▶ Dataset records:
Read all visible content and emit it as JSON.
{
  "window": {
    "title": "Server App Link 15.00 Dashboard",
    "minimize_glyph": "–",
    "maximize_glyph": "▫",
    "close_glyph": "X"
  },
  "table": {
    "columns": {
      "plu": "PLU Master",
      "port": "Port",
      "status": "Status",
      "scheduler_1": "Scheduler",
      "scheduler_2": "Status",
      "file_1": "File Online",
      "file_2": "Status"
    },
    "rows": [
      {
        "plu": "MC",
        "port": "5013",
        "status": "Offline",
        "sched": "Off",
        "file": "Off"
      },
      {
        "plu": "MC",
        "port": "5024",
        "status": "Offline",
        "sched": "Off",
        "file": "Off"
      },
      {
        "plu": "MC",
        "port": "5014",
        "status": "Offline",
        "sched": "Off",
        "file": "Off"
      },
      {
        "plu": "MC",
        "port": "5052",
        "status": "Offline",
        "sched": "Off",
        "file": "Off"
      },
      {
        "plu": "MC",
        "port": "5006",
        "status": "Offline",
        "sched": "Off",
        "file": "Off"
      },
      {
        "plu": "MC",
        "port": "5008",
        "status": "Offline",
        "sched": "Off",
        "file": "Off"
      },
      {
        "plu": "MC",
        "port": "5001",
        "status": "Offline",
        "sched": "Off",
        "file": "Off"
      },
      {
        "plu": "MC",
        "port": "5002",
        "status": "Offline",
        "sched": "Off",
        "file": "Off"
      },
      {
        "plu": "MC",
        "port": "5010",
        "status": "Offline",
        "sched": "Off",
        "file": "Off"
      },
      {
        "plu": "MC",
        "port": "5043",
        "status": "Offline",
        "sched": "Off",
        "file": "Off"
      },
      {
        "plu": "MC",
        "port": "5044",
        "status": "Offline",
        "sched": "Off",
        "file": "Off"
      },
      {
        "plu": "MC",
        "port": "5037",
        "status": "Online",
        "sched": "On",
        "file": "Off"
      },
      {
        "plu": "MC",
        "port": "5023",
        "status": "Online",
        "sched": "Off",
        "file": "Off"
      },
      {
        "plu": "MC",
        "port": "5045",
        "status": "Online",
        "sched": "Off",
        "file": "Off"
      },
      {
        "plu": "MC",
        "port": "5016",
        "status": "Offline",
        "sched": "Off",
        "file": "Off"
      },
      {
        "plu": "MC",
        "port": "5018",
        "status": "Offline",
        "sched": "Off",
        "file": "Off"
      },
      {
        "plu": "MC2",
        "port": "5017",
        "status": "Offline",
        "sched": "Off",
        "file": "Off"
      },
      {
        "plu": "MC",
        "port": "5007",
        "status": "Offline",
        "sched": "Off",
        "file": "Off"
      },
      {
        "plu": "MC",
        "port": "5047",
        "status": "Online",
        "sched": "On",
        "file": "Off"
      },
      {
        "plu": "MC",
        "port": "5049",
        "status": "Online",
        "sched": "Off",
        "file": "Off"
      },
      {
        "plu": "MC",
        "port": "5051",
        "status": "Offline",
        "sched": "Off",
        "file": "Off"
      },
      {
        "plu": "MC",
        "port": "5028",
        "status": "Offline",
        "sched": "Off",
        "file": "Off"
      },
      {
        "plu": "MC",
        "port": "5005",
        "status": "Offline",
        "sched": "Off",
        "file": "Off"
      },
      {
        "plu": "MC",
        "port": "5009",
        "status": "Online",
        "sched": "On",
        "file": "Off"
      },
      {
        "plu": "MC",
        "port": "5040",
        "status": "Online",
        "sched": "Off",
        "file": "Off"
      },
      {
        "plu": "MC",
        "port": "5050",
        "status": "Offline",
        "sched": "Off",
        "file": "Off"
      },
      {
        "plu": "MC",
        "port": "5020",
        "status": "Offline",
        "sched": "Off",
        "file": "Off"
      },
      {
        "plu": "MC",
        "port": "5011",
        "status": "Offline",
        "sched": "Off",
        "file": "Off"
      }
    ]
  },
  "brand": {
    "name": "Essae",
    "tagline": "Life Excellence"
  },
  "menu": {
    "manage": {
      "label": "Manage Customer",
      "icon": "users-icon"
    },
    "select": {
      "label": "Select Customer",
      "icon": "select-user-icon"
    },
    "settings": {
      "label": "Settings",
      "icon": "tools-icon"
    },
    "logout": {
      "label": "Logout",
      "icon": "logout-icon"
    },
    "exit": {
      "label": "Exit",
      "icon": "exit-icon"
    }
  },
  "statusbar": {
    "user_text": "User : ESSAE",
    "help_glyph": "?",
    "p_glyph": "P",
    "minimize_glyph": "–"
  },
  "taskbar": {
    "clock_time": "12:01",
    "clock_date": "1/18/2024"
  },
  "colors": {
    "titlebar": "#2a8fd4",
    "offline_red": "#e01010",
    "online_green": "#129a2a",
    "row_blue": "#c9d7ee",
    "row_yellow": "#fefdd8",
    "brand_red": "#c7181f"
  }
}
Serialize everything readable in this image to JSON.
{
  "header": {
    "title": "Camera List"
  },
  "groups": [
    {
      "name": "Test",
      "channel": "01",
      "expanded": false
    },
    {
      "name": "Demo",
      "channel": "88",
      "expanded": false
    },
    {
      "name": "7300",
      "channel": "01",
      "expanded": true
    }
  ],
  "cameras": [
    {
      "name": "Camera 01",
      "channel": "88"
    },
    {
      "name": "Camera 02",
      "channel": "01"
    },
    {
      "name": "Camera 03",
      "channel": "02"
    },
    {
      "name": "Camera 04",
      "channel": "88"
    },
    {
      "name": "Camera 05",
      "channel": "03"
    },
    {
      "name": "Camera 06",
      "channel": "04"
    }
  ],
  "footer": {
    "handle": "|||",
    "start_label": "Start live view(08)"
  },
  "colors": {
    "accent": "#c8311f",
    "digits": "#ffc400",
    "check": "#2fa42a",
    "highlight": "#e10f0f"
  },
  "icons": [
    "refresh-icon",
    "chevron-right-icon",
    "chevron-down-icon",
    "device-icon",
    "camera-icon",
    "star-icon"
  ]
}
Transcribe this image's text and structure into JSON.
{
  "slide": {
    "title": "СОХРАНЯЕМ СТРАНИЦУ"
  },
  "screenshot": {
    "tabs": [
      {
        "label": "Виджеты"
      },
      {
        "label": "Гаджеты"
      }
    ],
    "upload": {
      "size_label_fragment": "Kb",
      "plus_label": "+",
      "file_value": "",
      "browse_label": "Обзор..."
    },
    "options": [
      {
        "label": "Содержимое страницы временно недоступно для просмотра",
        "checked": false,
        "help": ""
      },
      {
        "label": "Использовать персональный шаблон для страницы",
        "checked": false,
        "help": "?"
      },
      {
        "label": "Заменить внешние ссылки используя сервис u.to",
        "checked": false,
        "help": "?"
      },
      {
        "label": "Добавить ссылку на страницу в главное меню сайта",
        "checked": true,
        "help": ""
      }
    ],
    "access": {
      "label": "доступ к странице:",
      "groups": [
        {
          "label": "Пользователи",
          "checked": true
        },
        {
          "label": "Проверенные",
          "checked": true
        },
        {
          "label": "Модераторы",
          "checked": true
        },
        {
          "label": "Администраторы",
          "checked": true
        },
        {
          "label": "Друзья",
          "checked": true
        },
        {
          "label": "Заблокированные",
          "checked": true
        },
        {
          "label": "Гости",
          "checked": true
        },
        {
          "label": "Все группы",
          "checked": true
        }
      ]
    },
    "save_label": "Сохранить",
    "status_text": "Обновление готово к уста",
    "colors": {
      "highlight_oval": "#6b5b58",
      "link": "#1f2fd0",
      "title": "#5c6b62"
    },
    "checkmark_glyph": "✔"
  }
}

▶ Exercise objective: Using the exact wording, write out all of the records.

▶ Exercise response:
Read all visible content and emit it as JSON.
{
  "window": {
    "title": "Server App Link 15.00 Dashboard",
    "minimize_glyph": "–",
    "maximize_glyph": "▫",
    "close_glyph": "X"
  },
  "table": {
    "columns": {
      "plu": "PLU Master",
      "port": "Port",
      "status": "Status",
      "scheduler_1": "Scheduler",
      "scheduler_2": "Status",
      "file_1": "File Online",
      "file_2": "Status"
    },
    "rows": [
      {
        "plu": "MC",
        "port": "5013",
        "status": "Offline",
        "sched": "Off",
        "file": "Off"
      },
      {
        "plu": "MC",
        "port": "5024",
        "status": "Offline",
        "sched": "Off",
        "file": "Off"
      },
      {
        "plu": "MC",
        "port": "5014",
        "status": "Offline",
        "sched": "Off",
        "file": "Off"
      },
      {
        "plu": "MC",
        "port": "5052",
        "status": "Offline",
        "sched": "Off",
        "file": "Off"
      },
      {
        "plu": "MC",
        "port": "5006",
        "status": "Offline",
        "sched": "Off",
        "file": "Off"
      },
      {
        "plu": "MC",
        "port": "5008",
        "status": "Offline",
        "sched": "Off",
        "file": "Off"
      },
      {
        "plu": "MC",
        "port": "5001",
        "status": "Offline",
        "sched": "Off",
        "file": "Off"
      },
      {
        "plu": "MC",
        "port": "5002",
        "status": "Offline",
        "sched": "Off",
        "file": "Off"
      },
      {
        "plu": "MC",
        "port": "5010",
        "status": "Offline",
        "sched": "Off",
        "file": "Off"
      },
      {
        "plu": "MC",
        "port": "5043",
        "status": "Offline",
        "sched": "Off",
        "file": "Off"
      },
      {
        "plu": "MC",
        "port": "5044",
        "status": "Offline",
        "sched": "Off",
        "file": "Off"
      },
      {
        "plu": "MC",
        "port": "5037",
        "status": "Online",
        "sched": "On",
        "file": "Off"
      },
      {
        "plu": "MC",
        "port": "5023",
        "status": "Online",
        "sched": "Off",
        "file": "Off"
      },
      {
        "plu": "MC",
        "port": "5045",
        "status": "Online",
        "sched": "Off",
        "file": "Off"
      },
      {
        "plu": "MC",
        "port": "5016",
        "status": "Offline",
        "sched": "Off",
        "file": "Off"
      },
      {
        "plu": "MC",
        "port": "5018",
        "status": "Offline",
        "sched": "Off",
        "file": "Off"
      },
      {
        "plu": "MC2",
        "port": "5017",
        "status": "Offline",
        "sched": "Off",
        "file": "Off"
      },
      {
        "plu": "MC",
        "port": "5007",
        "status": "Offline",
        "sched": "Off",
        "file": "Off"
      },
      {
        "plu": "MC",
        "port": "5047",
        "status": "Online",
        "sched": "On",
        "file": "Off"
      },
      {
        "plu": "MC",
        "port": "5049",
        "status": "Online",
        "sched": "Off",
        "file": "Off"
      },
      {
        "plu": "MC",
        "port": "5051",
        "status": "Offline",
        "sched": "Off",
        "file": "Off"
      },
      {
        "plu": "MC",
        "port": "5028",
        "status": "Offline",
        "sched": "Off",
        "file": "Off"
      },
      {
        "plu": "MC",
        "port": "5005",
        "status": "Offline",
        "sched": "Off",
        "file": "Off"
      },
      {
        "plu": "MC",
        "port": "5009",
        "status": "Online",
        "sched": "On",
        "file": "Off"
      },
      {
        "plu": "MC",
        "port": "5040",
        "status": "Online",
        "sched": "Off",
        "file": "Off"
      },
      {
        "plu": "MC",
        "port": "5050",
        "status": "Offline",
        "sched": "Off",
        "file": "Off"
      },
      {
        "plu": "MC",
        "port": "5020",
        "status": "Offline",
        "sched": "Off",
        "file": "Off"
      },
      {
        "plu": "MC",
        "port": "5011",
        "status": "Offline",
        "sched": "Off",
        "file": "Off"
      }
    ]
  },
  "brand": {
    "name": "Essae",
    "tagline": "Life Excellence"
  },
  "menu": {
    "manage": {
      "label": "Manage Customer",
      "icon": "users-icon"
    },
    "select": {
      "label": "Select Customer",
      "icon": "select-user-icon"
    },
    "settings": {
      "label": "Settings",
      "icon": "tools-icon"
    },
    "logout": {
      "label": "Logout",
      "icon": "logout-icon"
    },
    "exit": {
      "label": "Exit",
      "icon": "exit-icon"
    }
  },
  "statusbar": {
    "user_text": "User : ESSAE",
    "help_glyph": "?",
    "p_glyph": "P",
    "minimize_glyph": "–"
  },
  "taskbar": {
    "clock_time": "12:01",
    "clock_date": "1/18/2024"
  },
  "colors": {
    "titlebar": "#2a8fd4",
    "offline_red": "#e01010",
    "online_green": "#129a2a",
    "row_blue": "#c9d7ee",
    "row_yellow": "#fefdd8",
    "brand_red": "#c7181f"
  }
}
Serialize everything readable in this image to JSON.
{
  "header": {
    "title": "Camera List"
  },
  "groups": [
    {
      "name": "Test",
      "channel": "01",
      "expanded": false
    },
    {
      "name": "Demo",
      "channel": "88",
      "expanded": false
    },
    {
      "name": "7300",
      "channel": "01",
      "expanded": true
    }
  ],
  "cameras": [
    {
      "name": "Camera 01",
      "channel": "88"
    },
    {
      "name": "Camera 02",
      "channel": "01"
    },
    {
      "name": "Camera 03",
      "channel": "02"
    },
    {
      "name": "Camera 04",
      "channel": "88"
    },
    {
      "name": "Camera 05",
      "channel": "03"
    },
    {
      "name": "Camera 06",
      "channel": "04"
    }
  ],
  "footer": {
    "handle": "|||",
    "start_label": "Start live view(08)"
  },
  "colors": {
    "accent": "#c8311f",
    "digits": "#ffc400",
    "check": "#2fa42a",
    "highlight": "#e10f0f"
  },
  "icons": [
    "refresh-icon",
    "chevron-right-icon",
    "chevron-down-icon",
    "device-icon",
    "camera-icon",
    "star-icon"
  ]
}
Transcribe this image's text and structure into JSON.
{
  "slide": {
    "title": "СОХРАНЯЕМ СТРАНИЦУ"
  },
  "screenshot": {
    "tabs": [
      {
        "label": "Виджеты"
      },
      {
        "label": "Гаджеты"
      }
    ],
    "upload": {
      "size_label_fragment": "Kb",
      "plus_label": "+",
      "file_value": "",
      "browse_label": "Обзор..."
    },
    "options": [
      {
        "label": "Содержимое страницы временно недоступно для просмотра",
        "checked": false,
        "help": ""
      },
      {
        "label": "Использовать персональный шаблон для страницы",
        "checked": false,
        "help": "?"
      },
      {
        "label": "Заменить внешние ссылки используя сервис u.to",
        "checked": false,
        "help": "?"
      },
      {
        "label": "Добавить ссылку на страницу в главное меню сайта",
        "checked": true,
        "help": ""
      }
    ],
    "access": {
      "label": "доступ к странице:",
      "groups": [
        {
          "label": "Пользователи",
          "checked": true
        },
        {
          "label": "Проверенные",
          "checked": true
        },
        {
          "label": "Модераторы",
          "checked": true
        },
        {
          "label": "Администраторы",
          "checked": true
        },
        {
          "label": "Друзья",
          "checked": true
        },
        {
          "label": "Заблокированные",
          "checked": true
        },
        {
          "label": "Гости",
          "checked": true
        },
        {
          "label": "Все группы",
          "checked": true
        }
      ]
    },
    "save_label": "Сохранить",
    "status_text": "Обновление готово к уста",
    "colors": {
      "highlight_oval": "#6b5b58",
      "link": "#1f2fd0",
      "title": "#5c6b62"
    },
    "checkmark_glyph": "✔"
  }
}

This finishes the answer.